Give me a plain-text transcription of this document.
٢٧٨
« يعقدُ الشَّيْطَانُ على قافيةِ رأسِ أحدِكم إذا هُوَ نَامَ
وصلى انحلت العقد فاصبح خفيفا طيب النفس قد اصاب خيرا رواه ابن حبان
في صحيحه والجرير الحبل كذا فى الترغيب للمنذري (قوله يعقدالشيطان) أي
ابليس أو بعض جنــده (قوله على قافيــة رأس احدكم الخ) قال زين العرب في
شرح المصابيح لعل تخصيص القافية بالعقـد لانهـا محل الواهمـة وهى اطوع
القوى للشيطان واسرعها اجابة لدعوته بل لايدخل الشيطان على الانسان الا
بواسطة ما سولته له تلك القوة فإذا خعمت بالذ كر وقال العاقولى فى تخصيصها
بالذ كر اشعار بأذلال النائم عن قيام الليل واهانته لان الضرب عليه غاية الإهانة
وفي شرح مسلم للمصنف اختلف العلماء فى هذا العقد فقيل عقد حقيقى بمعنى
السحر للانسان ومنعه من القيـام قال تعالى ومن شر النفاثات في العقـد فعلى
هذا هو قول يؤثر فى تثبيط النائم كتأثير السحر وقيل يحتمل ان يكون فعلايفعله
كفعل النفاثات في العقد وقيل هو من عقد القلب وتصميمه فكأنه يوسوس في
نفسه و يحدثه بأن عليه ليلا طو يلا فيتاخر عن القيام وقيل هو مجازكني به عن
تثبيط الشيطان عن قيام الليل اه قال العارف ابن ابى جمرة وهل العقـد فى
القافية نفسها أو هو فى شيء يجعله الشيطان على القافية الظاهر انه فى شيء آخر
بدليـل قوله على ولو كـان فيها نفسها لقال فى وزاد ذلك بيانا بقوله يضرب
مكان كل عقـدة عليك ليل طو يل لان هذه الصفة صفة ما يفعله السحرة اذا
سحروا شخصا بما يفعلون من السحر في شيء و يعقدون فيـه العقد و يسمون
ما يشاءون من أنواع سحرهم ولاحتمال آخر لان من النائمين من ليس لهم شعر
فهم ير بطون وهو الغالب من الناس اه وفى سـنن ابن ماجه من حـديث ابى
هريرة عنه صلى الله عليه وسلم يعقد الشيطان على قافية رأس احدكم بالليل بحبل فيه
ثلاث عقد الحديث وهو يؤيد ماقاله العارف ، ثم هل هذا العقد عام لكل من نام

===============

Write the material out again in its entirety, exactly as shown.

Solution for this problem:
Give me a plain-text transcription of this document.
٢٧٨
« يعقدُ الشَّيْطَانُ على قافيةِ رأسِ أحدِكم إذا هُوَ نَامَ
وصلى انحلت العقد فاصبح خفيفا طيب النفس قد اصاب خيرا رواه ابن حبان
في صحيحه والجرير الحبل كذا فى الترغيب للمنذري (قوله يعقدالشيطان) أي
ابليس أو بعض جنــده (قوله على قافيــة رأس احدكم الخ) قال زين العرب في
شرح المصابيح لعل تخصيص القافية بالعقـد لانهـا محل الواهمـة وهى اطوع
القوى للشيطان واسرعها اجابة لدعوته بل لايدخل الشيطان على الانسان الا
بواسطة ما سولته له تلك القوة فإذا خعمت بالذ كر وقال العاقولى فى تخصيصها
بالذ كر اشعار بأذلال النائم عن قيام الليل واهانته لان الضرب عليه غاية الإهانة
وفي شرح مسلم للمصنف اختلف العلماء فى هذا العقد فقيل عقد حقيقى بمعنى
السحر للانسان ومنعه من القيـام قال تعالى ومن شر النفاثات في العقـد فعلى
هذا هو قول يؤثر فى تثبيط النائم كتأثير السحر وقيل يحتمل ان يكون فعلايفعله
كفعل النفاثات في العقد وقيل هو من عقد القلب وتصميمه فكأنه يوسوس في
نفسه و يحدثه بأن عليه ليلا طو يلا فيتاخر عن القيام وقيل هو مجازكني به عن
تثبيط الشيطان عن قيام الليل اه قال العارف ابن ابى جمرة وهل العقـد فى
القافية نفسها أو هو فى شيء يجعله الشيطان على القافية الظاهر انه فى شيء آخر
بدليـل قوله على ولو كـان فيها نفسها لقال فى وزاد ذلك بيانا بقوله يضرب
مكان كل عقـدة عليك ليل طو يل لان هذه الصفة صفة ما يفعله السحرة اذا
سحروا شخصا بما يفعلون من السحر في شيء و يعقدون فيـه العقد و يسمون
ما يشاءون من أنواع سحرهم ولاحتمال آخر لان من النائمين من ليس لهم شعر
فهم ير بطون وهو الغالب من الناس اه وفى سـنن ابن ماجه من حـديث ابى
هريرة عنه صلى الله عليه وسلم يعقد الشيطان على قافية رأس احدكم بالليل بحبل فيه
ثلاث عقد الحديث وهو يؤيد ماقاله العارف ، ثم هل هذا العقد عام لكل من نام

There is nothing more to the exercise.